Task statement. Records follow. Pull out every line that contains "growth".

##########

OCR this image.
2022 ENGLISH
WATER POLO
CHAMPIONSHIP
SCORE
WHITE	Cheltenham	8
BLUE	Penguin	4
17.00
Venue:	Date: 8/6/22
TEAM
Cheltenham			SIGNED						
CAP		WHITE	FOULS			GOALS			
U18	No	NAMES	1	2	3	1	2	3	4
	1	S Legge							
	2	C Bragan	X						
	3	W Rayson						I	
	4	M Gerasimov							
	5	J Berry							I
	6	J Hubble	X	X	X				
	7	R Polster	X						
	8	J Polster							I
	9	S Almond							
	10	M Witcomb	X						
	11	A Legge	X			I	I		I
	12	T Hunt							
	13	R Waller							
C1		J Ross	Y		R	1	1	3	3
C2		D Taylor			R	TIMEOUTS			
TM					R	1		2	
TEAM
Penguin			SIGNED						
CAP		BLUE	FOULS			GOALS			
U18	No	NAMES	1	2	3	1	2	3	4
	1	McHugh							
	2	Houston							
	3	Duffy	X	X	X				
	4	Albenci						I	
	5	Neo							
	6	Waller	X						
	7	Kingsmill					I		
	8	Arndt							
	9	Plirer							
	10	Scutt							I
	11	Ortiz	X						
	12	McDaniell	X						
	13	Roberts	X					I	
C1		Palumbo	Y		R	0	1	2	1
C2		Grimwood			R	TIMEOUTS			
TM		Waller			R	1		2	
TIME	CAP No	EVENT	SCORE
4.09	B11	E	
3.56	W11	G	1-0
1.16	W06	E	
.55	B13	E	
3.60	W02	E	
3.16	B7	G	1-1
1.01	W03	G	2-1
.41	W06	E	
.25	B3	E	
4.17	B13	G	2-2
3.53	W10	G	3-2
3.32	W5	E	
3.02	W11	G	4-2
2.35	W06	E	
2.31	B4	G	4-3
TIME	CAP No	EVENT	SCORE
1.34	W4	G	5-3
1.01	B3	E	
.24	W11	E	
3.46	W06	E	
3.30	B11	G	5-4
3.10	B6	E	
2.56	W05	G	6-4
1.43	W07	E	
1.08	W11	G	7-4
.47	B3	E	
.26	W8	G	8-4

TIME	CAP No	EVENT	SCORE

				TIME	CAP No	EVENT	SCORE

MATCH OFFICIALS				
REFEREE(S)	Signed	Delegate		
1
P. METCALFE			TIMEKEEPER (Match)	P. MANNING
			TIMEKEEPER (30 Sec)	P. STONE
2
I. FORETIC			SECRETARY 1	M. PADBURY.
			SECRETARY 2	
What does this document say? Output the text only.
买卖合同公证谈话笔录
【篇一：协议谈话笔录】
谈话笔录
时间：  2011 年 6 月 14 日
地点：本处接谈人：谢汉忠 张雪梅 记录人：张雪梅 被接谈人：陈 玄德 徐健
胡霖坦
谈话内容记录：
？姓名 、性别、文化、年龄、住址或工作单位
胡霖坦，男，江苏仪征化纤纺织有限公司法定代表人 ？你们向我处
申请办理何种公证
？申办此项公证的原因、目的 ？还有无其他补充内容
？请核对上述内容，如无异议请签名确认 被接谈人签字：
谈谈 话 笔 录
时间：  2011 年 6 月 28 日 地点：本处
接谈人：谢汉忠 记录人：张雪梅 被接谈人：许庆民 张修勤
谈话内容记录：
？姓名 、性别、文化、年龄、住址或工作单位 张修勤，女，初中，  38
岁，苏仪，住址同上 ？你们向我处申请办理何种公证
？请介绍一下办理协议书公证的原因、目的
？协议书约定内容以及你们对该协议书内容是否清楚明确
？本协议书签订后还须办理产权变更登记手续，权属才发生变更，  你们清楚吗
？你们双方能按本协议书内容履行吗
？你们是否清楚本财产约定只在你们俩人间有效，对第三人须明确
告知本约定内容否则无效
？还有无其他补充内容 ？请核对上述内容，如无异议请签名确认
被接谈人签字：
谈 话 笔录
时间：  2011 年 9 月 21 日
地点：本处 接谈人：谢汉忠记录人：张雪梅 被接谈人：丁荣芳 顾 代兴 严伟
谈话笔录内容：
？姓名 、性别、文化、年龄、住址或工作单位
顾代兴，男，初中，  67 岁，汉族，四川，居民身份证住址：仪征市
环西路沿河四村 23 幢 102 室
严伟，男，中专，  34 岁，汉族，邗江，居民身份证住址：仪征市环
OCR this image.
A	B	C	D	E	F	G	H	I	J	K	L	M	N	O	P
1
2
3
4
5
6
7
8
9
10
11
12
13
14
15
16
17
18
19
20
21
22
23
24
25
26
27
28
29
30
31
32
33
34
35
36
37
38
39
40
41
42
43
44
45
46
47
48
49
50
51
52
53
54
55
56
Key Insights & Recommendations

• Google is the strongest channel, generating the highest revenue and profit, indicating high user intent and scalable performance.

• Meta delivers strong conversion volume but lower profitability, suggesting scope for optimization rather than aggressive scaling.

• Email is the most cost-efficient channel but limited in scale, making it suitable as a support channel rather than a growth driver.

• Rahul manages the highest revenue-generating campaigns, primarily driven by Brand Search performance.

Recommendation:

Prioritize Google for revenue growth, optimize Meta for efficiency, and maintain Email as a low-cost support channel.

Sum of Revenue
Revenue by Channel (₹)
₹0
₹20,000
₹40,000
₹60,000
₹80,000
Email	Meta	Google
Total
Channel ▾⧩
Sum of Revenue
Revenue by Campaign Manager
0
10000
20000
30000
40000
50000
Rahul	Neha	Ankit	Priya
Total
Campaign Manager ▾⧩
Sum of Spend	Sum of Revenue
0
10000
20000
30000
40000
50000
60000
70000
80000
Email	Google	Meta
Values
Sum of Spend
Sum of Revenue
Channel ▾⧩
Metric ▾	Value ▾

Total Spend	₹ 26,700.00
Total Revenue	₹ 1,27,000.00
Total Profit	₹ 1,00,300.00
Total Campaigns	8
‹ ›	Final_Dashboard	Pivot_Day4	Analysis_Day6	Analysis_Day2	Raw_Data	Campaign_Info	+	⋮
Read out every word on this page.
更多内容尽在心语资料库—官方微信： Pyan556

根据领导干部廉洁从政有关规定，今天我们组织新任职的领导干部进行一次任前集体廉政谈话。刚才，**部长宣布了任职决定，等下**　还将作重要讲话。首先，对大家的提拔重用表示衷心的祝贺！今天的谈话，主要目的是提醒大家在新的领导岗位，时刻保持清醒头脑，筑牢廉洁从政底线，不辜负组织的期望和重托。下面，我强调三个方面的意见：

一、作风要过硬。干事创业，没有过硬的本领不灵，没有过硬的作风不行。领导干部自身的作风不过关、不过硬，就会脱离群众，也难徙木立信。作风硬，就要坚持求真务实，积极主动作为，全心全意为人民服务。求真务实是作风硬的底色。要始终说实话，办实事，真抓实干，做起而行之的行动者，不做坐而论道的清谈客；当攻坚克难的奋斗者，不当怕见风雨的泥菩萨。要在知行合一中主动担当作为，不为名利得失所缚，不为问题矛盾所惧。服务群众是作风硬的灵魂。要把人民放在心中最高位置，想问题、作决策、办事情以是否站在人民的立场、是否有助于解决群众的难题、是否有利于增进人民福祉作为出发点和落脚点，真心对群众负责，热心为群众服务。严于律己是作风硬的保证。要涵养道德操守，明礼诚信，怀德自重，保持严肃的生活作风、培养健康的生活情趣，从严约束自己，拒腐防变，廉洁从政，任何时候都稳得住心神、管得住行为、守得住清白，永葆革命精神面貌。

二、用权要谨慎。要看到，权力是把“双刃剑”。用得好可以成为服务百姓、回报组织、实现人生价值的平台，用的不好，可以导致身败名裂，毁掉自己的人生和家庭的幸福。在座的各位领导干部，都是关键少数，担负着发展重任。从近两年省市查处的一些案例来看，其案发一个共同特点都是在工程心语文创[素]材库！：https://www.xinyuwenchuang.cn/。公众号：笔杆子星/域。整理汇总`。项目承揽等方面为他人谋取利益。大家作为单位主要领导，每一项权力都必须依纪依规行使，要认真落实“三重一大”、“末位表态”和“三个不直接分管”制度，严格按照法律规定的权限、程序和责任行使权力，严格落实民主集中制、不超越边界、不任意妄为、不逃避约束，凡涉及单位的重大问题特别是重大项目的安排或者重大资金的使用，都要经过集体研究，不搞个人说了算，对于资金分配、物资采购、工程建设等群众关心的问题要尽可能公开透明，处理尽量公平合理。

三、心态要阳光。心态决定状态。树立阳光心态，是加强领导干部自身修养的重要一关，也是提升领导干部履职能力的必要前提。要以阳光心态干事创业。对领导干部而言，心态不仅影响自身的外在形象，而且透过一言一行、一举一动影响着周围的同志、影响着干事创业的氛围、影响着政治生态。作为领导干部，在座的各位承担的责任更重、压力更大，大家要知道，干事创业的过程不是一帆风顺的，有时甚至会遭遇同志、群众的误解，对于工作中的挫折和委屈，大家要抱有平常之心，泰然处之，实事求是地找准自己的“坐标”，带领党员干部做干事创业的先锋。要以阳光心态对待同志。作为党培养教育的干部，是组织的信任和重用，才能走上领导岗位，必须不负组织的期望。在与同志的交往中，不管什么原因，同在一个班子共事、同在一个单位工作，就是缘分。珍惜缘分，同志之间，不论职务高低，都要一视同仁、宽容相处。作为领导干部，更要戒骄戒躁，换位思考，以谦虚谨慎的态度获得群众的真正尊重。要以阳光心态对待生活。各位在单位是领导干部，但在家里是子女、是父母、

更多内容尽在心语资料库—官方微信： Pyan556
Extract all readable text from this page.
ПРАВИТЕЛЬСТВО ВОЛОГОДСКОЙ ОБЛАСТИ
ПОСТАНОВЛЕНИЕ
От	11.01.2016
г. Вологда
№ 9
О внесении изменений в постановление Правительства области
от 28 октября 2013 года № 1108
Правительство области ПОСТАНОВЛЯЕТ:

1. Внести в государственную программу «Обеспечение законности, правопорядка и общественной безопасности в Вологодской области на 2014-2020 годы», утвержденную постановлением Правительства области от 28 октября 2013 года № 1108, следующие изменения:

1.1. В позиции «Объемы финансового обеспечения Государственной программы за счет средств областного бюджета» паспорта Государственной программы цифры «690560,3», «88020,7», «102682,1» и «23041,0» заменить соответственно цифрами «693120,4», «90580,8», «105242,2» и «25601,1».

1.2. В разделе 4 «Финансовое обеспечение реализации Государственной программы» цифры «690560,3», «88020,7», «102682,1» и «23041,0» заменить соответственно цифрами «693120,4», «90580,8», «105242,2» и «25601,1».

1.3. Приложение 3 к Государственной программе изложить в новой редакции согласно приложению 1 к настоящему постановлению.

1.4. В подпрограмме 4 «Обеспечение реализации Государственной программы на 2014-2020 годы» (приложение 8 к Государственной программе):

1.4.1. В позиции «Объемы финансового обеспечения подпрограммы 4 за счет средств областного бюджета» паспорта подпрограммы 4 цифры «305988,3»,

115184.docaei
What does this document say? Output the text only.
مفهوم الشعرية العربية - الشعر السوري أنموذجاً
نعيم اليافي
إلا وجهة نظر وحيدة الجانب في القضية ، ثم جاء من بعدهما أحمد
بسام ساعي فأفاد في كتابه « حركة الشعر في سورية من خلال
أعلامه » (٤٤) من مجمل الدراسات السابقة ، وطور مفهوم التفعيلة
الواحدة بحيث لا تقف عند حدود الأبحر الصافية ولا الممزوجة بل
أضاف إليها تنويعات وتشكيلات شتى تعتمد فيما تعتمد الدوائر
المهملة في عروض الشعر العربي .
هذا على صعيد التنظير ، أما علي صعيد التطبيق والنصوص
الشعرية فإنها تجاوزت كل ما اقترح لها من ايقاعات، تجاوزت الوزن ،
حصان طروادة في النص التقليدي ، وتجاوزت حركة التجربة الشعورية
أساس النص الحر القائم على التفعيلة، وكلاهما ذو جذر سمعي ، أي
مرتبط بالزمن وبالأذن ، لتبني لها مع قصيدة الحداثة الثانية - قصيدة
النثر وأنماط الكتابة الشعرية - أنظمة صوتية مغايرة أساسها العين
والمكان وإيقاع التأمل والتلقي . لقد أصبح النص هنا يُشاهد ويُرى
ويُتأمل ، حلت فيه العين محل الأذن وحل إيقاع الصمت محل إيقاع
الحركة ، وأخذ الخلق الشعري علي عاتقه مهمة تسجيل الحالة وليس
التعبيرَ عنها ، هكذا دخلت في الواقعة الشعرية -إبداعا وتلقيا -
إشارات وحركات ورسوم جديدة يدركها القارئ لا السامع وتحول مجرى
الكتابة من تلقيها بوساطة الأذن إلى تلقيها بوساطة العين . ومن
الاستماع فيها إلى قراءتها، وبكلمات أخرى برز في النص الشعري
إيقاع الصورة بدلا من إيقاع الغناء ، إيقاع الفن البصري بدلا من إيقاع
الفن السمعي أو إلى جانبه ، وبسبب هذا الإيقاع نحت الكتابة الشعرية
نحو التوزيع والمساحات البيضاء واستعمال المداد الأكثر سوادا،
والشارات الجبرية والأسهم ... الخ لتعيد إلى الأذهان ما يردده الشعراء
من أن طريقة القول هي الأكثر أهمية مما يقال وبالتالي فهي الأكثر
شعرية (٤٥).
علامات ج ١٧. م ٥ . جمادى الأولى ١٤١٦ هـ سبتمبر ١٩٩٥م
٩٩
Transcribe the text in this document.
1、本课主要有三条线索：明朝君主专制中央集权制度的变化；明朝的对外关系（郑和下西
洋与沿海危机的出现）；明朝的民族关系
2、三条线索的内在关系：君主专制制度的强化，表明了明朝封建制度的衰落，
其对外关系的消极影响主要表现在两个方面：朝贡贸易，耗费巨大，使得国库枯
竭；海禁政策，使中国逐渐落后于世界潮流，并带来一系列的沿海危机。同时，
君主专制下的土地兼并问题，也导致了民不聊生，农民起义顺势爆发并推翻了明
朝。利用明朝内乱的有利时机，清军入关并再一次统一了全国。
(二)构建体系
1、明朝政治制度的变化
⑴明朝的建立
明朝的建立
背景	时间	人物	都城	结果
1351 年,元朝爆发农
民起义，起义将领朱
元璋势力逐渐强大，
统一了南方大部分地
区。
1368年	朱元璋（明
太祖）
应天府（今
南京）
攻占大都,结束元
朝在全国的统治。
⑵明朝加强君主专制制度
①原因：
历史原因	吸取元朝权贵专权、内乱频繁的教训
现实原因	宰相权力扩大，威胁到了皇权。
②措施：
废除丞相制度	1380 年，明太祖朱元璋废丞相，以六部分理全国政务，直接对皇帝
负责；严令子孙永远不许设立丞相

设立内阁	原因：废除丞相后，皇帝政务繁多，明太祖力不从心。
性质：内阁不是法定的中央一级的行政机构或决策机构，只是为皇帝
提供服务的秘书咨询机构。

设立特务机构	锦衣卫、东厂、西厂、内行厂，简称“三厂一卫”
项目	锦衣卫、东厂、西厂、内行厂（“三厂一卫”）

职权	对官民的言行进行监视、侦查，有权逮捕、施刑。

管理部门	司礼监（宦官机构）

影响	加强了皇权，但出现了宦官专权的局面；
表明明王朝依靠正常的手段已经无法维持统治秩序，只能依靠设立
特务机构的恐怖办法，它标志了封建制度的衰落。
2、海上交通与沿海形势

##########

Exercise response.
• Email is the most cost-efficient channel but limited in scale, making it suitable as a support channel rather than a growth driver.
Prioritize Google for revenue growth, optimize Meta for efficiency, and maintain Email as a low-cost support channel.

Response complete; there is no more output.